Short exercise: Using the data below, tally the lines that include the string "principal". Only the number is wanted.

Dataset items:
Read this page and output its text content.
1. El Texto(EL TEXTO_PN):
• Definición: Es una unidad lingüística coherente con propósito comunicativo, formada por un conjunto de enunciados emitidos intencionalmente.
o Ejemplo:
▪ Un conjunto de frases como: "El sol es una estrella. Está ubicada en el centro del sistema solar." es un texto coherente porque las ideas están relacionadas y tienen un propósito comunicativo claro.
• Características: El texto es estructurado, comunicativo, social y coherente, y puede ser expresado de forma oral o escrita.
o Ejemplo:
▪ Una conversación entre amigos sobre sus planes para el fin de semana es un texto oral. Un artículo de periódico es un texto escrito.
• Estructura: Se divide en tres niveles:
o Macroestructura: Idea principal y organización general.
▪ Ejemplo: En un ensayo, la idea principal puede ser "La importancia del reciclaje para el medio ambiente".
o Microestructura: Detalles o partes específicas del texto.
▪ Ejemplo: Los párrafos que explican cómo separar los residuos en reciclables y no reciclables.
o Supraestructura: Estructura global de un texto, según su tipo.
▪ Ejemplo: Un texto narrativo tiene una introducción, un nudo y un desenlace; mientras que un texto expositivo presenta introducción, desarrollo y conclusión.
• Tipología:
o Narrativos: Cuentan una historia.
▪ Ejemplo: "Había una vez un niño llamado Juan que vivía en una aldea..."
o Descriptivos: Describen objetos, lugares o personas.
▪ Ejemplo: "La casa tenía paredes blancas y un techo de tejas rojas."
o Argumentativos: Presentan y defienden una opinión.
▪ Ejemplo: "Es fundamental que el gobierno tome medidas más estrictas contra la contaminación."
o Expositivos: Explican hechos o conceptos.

Final result: 2